## Выбранный отрывок
^^^^^^^^
Для режиссеров этого зрелища и, вероятно, для большинства его участников оно должно было продемонстрировать, как сложно устанавливать дружественные отношения между теми, кто издавна живет в Америке, и вчерашними иммигрантами. Однако оказалось, что их стереотипные представления противоречат их общей человеческой сущности. Этот эффект хорошо известен людям, меняющим свое имя. Они хотят изменить себя и отношение к себе посторонних.
Безусловно, существует некоторая связь между событиями, происходящими извне, и сознанием, через которое они пропускаются, точно так же как на каком-нибудь сборище радикалов всегда присутствуют длинноволосые мужчины и коротко остриженные женщины. Но для торопливого наблюдателя достаточно и самой поверхностной связи. Если среди публики окажутся две коротко остриженные женщины и четыре бородатых мужчины, для репортера, знающего об особенностях внешнего вида членов данного общества, это будет собрание коротко остриженных женщин и бородатых мужчин. Существует связь между нашим восприятием и фактами внешнего мира, но эта связь обычно носит странный характер. Человек редко смотрит на пейзаж, если у него нет необходимости оценить, насколько данная территория пригодна для строительства и на какие строительные участки ее можно разделить. Но он любуется пейзажами на картинах, висящих в его гостиной. Глядя на них, он привыкает думать о пейзаже как о розовом закате или о посеребренной лунным светом сельской дороге, ведущей к церкви. Предположим, ему пришлось поехать в деревню. Целый день напролет он не видит ни единого пейзажа. И вот, когда день близится к концу и заходящее солнце окрашивает горизонт в розовые тона, он узнает знакомый пейзаж и вскрикивает от восторга. Но два дня спустя, вернувшись в город, он не может вспомнить увиденного и, как это ни странно, вспоминает только некоторые пейзажи со стен гостиной.
Если этот человек не был пьян, не спал или не находился в состоянии умопомрачения, то он действительно видел закат. Но он увидел и запомнил из него в основном то, чему его научило созерцание написанных маслом картин, а не то, что увидели бы и запомнили художник-импрессионист или утонченный японец. А японец и художник, в свою очередь, тоже смогли бы увидеть в пейзаже в основном те детали, которые предусмотрены усвоенной ими формой, если только они не относятся к редкой категории людей, обладающих способностью показывать человечеству новые способы видения. Необученный наблюдатель вычленяет из внешнего мира те знаки, которые он может распознать. Знаки являются символами идей, а идеи выполняют роль имеющейся у нас в запасе системы образов. Мы не столько видим данного человека и данный закат, сколько замечаем, что данный предмет — это человек, а данное явление — это закат, а затем переключаем внимание в основном на то, что ассоциируется в нашем сознании с этими предметами.
^^^^^^^^
## Задание
Что, согласно отрывку о восприятии, вспоминает человек спустя два дня после возвращения из деревни в город?

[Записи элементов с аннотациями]
^^^^^^^^
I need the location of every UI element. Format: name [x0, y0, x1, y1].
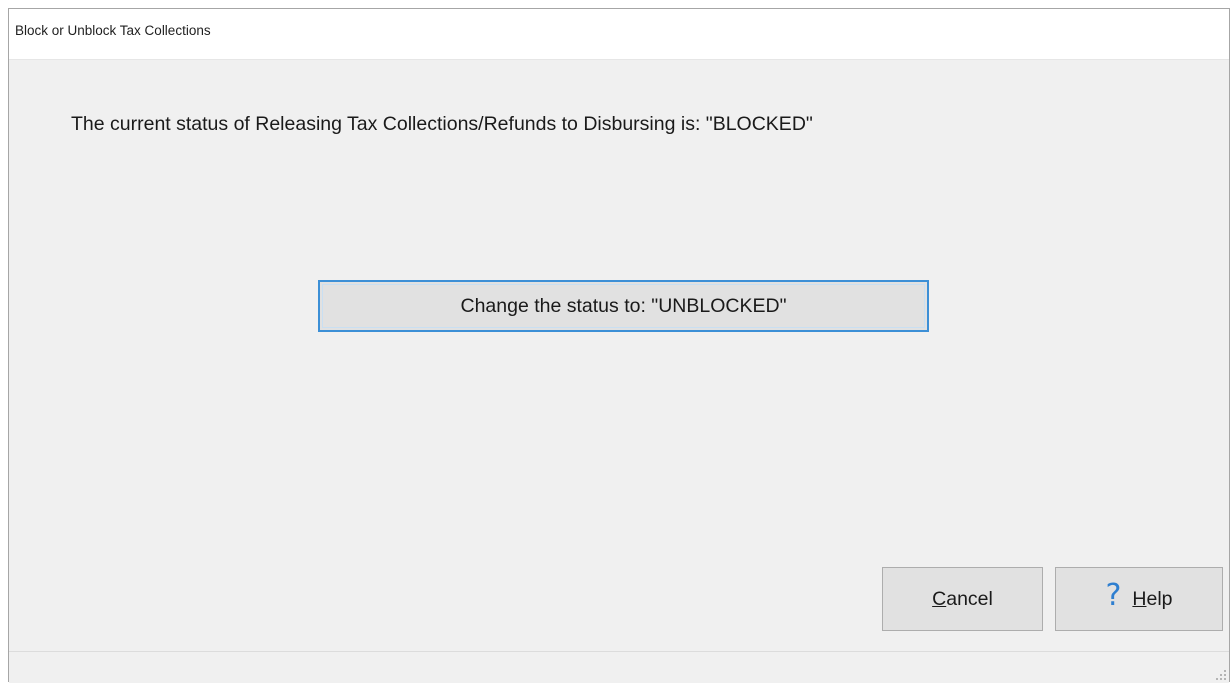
help-accelerator-key: H: [1132, 587, 1147, 610]
help-button[interactable]: ? Help: [1055, 567, 1223, 631]
status-message: The current status of Releasing Tax Coll…: [71, 113, 813, 135]
resize-grip-icon[interactable]: [1215, 669, 1227, 681]
window-title: Block or Unblock Tax Collections: [15, 23, 211, 38]
help-label-rest: elp: [1146, 587, 1173, 610]
dialog-window: Block or Unblock Tax Collections The cur…: [8, 8, 1230, 683]
change-status-button[interactable]: Change the status to: "UNBLOCKED": [318, 280, 929, 332]
question-mark-icon: ?: [1105, 578, 1122, 613]
title-bar: Block or Unblock Tax Collections: [9, 9, 1229, 60]
status-bar: [9, 651, 1229, 683]
cancel-button[interactable]: Cancel: [882, 567, 1043, 631]
cancel-accelerator-key: C: [932, 587, 947, 610]
change-status-button-label: Change the status to: "UNBLOCKED": [460, 294, 787, 317]
cancel-label-rest: ancel: [946, 587, 993, 610]
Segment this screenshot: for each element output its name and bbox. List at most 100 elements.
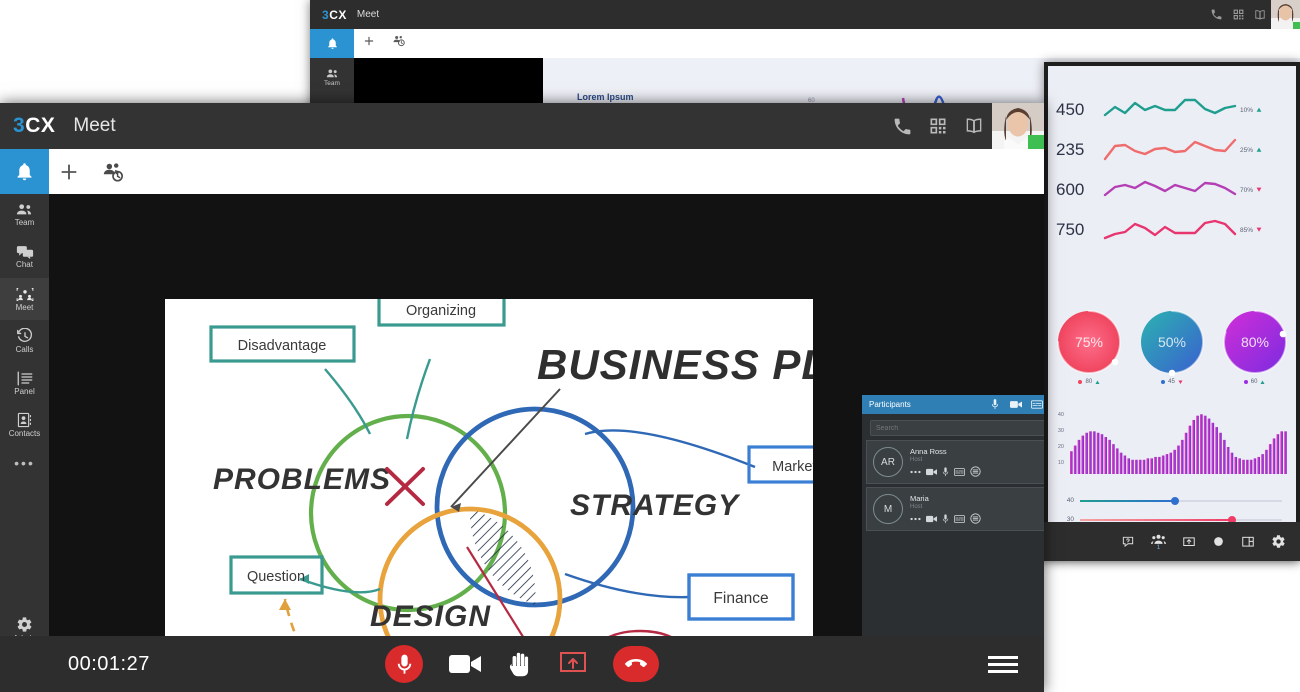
sparkline-value: 750 [1056,220,1085,239]
share-screen-icon[interactable] [1182,535,1196,549]
sidebar-item-team[interactable]: Team [0,194,49,236]
menu-circle-icon[interactable] [970,466,981,477]
captions-icon[interactable] [1026,395,1044,414]
share-screen-button[interactable] [559,651,587,677]
sparkline-row: 600 70% [1048,172,1296,208]
bar [1180,439,1184,474]
microphone-icon[interactable] [942,466,949,477]
slider-knob[interactable] [1170,496,1179,505]
schedule-meeting-icon[interactable] [392,34,406,53]
qr-code-icon[interactable] [920,103,956,149]
contacts-book-icon[interactable] [956,103,992,149]
qr-code-icon[interactable] [1227,0,1249,29]
app-title: Meet [73,115,116,136]
sidebar-more-button[interactable]: ••• [0,446,49,480]
screen-root: 3CX Meet Team Lorem Ipsum 60 450 10% 235… [0,0,1300,692]
hamburger-line [988,669,1018,673]
bell-icon[interactable] [310,29,354,58]
bar [1119,452,1123,474]
whiteboard-label-disadvantage: Disadvantage [238,338,327,354]
sparkline-delta: 85% [1240,227,1286,234]
microphone-button[interactable] [385,645,423,683]
background-user-avatar[interactable] [1271,0,1300,29]
raise-hand-button[interactable] [507,650,533,678]
layout-icon[interactable] [1241,535,1255,549]
participant-row[interactable]: M Maria Host [866,487,1044,531]
sidebar-item-calls[interactable]: Calls [0,320,49,362]
svg-text:40: 40 [1058,412,1064,418]
bar [1131,459,1134,474]
participants-icon[interactable]: 1 [1151,533,1166,551]
participant-name: Anna Ross [910,447,947,456]
ring-label: 80 [1078,379,1100,385]
plus-icon[interactable] [362,34,376,53]
contacts-book-icon[interactable] [1249,0,1271,29]
sidebar-item-panel[interactable]: Panel [0,362,49,404]
more-options-icon[interactable] [910,470,921,474]
hamburger-line [988,655,1018,659]
sparkline-value: 235 [1056,140,1085,159]
bar [1127,458,1130,474]
captions-icon[interactable] [954,514,965,523]
bar [1157,456,1161,474]
search-input[interactable] [870,420,1044,436]
camera-button[interactable] [449,653,481,675]
camera-icon[interactable] [926,515,937,523]
sidebar-item-meet[interactable]: Meet [0,278,49,320]
more-options-icon[interactable] [910,517,921,521]
sparkline-chart [1103,138,1237,161]
sparkline-row: 450 10% [1048,92,1296,128]
slider-track[interactable] [1080,496,1282,505]
slider-track[interactable] [1080,515,1282,524]
bar [1165,454,1169,474]
bar [1280,431,1283,474]
schedule-meeting-icon[interactable] [102,161,124,183]
meet-icon [16,287,33,301]
microphone-icon[interactable] [984,395,1005,414]
whiteboard-canvas[interactable]: BUSINESS PL PROBLEMS STRATEGY DESIGN Dis… [165,299,813,692]
camera-icon[interactable] [1005,395,1026,414]
panel-icon [17,370,32,386]
participant-row[interactable]: AR Anna Ross Host [866,440,1044,484]
whiteboard-drawing: BUSINESS PL PROBLEMS STRATEGY DESIGN Dis… [209,299,813,692]
bar [1272,438,1276,474]
hang-up-button[interactable] [613,646,659,682]
phone-icon[interactable] [1205,0,1227,29]
gear-icon[interactable] [1271,534,1286,549]
bell-icon[interactable] [0,149,49,194]
sidebar-item-label: Meet [15,302,34,312]
menu-circle-icon[interactable] [970,513,981,524]
background-header-actions [1205,0,1300,29]
bar [1077,439,1081,474]
sparkline-value: 600 [1056,180,1085,199]
hamburger-menu-icon[interactable] [988,655,1018,673]
microphone-icon[interactable] [942,513,949,524]
captions-icon[interactable] [954,467,965,476]
help-icon[interactable] [1121,535,1135,549]
trend-up-icon [1256,147,1262,152]
svg-text:80%: 80% [1241,334,1269,350]
sidebar-item-chat[interactable]: Chat [0,236,49,278]
record-icon[interactable] [1212,535,1225,548]
dashboard-footer-toolbar: 1 [1044,522,1300,561]
phone-icon[interactable] [884,103,920,149]
user-avatar[interactable] [992,103,1044,149]
bar [1215,427,1218,474]
bar [1268,444,1272,474]
participants-panel-header: Participants [862,395,1044,414]
avatar: M [873,494,903,524]
bar [1226,446,1230,474]
avatar: AR [873,447,903,477]
participant-info: Anna Ross Host [910,447,1044,477]
bar [1203,415,1207,474]
participant-actions [910,466,1044,477]
bar [1242,459,1245,474]
app-logo: 3CX [13,114,56,137]
plus-icon[interactable] [58,161,80,183]
bar [1192,419,1196,474]
camera-icon[interactable] [926,468,937,476]
sidebar-item-contacts[interactable]: Contacts [0,404,49,446]
legend-dot [1078,380,1083,384]
bar [1135,459,1138,474]
sidebar-item-team[interactable]: Team [310,58,354,96]
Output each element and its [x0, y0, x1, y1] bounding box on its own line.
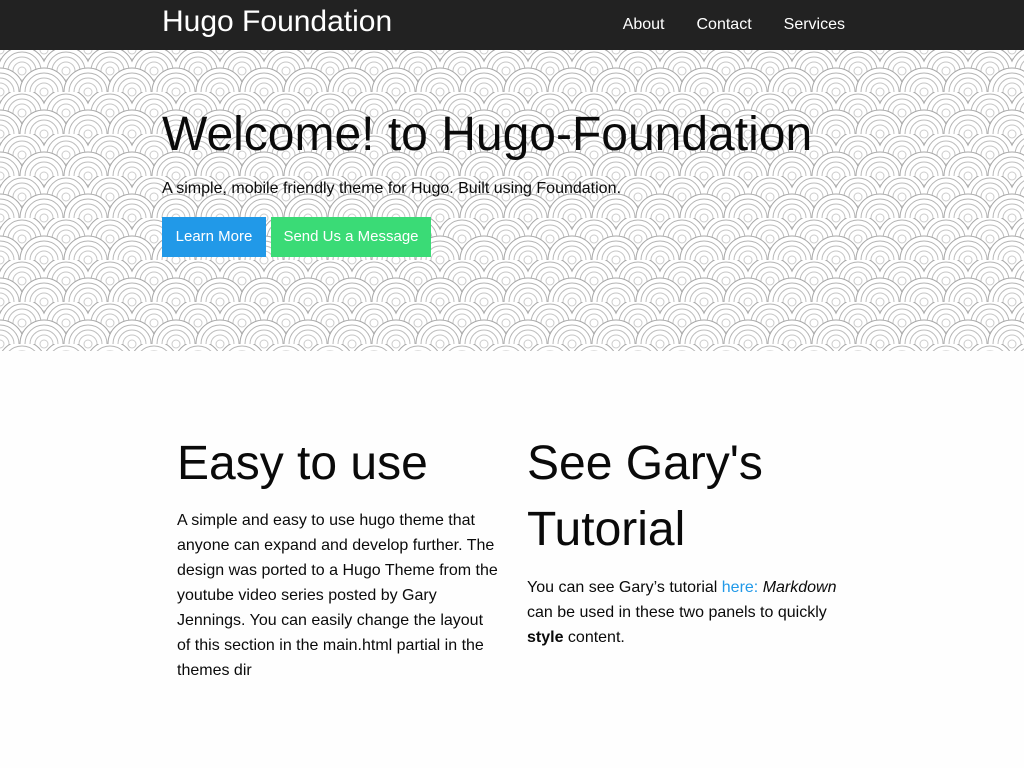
panel-title: Easy to use: [177, 437, 428, 490]
nav-link-services[interactable]: Services: [784, 15, 845, 35]
style-strong: style: [527, 629, 564, 646]
send-message-button[interactable]: Send Us a Message: [271, 217, 431, 257]
nav-link-about[interactable]: About: [623, 15, 665, 35]
hero-title: Welcome! to Hugo-Foundation: [162, 108, 813, 161]
nav-link-contact[interactable]: Contact: [697, 15, 752, 35]
circle-pattern-background: [0, 50, 1024, 351]
top-bar: Hugo Foundation About Contact Services: [0, 0, 1024, 50]
tutorial-panel: See Gary's Tutorial You can see Gary’s t…: [527, 431, 849, 650]
markdown-emphasis: Markdown: [762, 579, 837, 596]
body-prefix-text: You can see Gary’s tutorial: [527, 579, 722, 596]
panel-body: You can see Gary’s tutorial here: Markdo…: [527, 575, 849, 650]
hero-section: Welcome! to Hugo-Foundation A simple, mo…: [0, 50, 1024, 351]
easy-to-use-panel: Easy to use A simple and easy to use hug…: [177, 431, 499, 683]
main-nav: About Contact Services: [591, 0, 845, 50]
body-suffix-text: content.: [563, 629, 625, 646]
site-title-link[interactable]: Hugo Foundation: [162, 4, 392, 40]
panel-body: A simple and easy to use hugo theme that…: [177, 512, 498, 679]
body-middle-text: can be used in these two panels to quick…: [527, 604, 827, 621]
learn-more-button[interactable]: Learn More: [162, 217, 266, 257]
tutorial-link[interactable]: here:: [722, 579, 758, 596]
hero-subtitle: A simple, mobile friendly theme for Hugo…: [162, 180, 621, 197]
panel-title: See Gary's Tutorial: [527, 437, 763, 556]
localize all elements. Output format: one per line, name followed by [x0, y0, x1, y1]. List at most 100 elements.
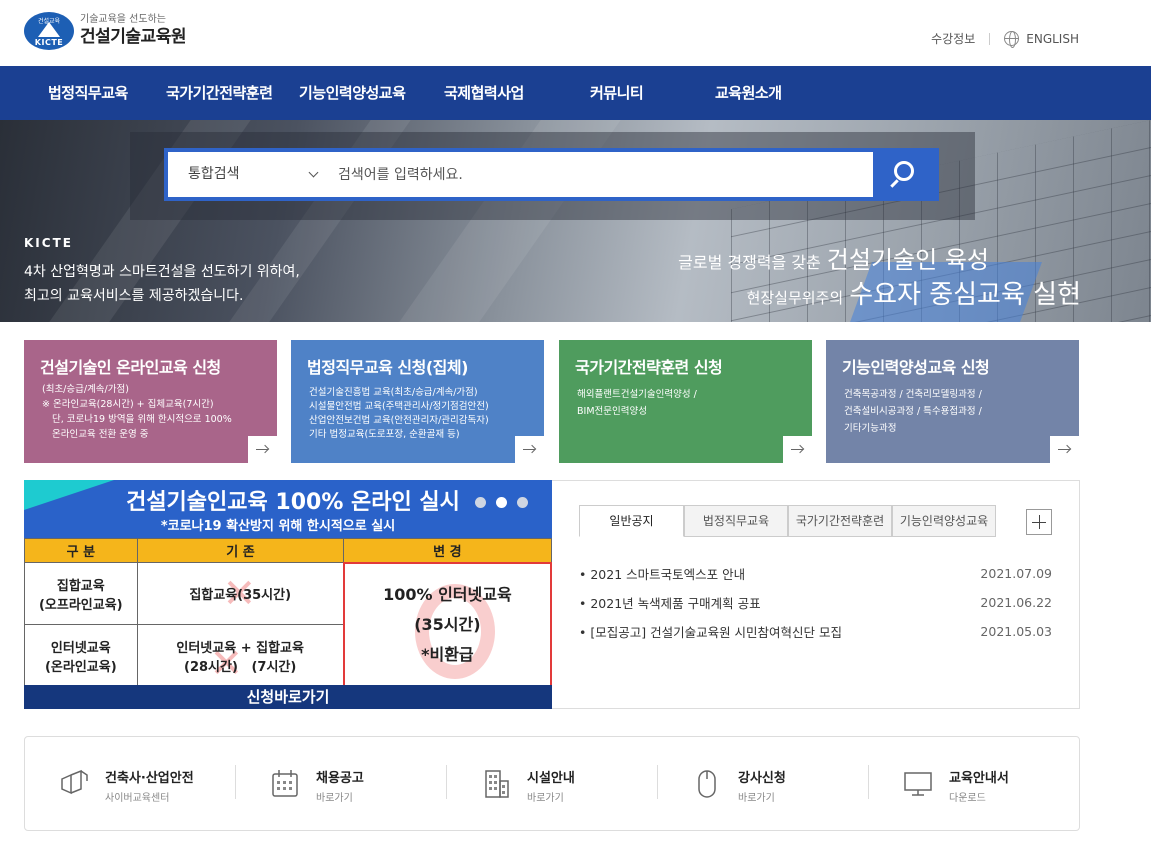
^^^^^^^^
## Результат
Только некоторые пейзажи со стен своей гостиной.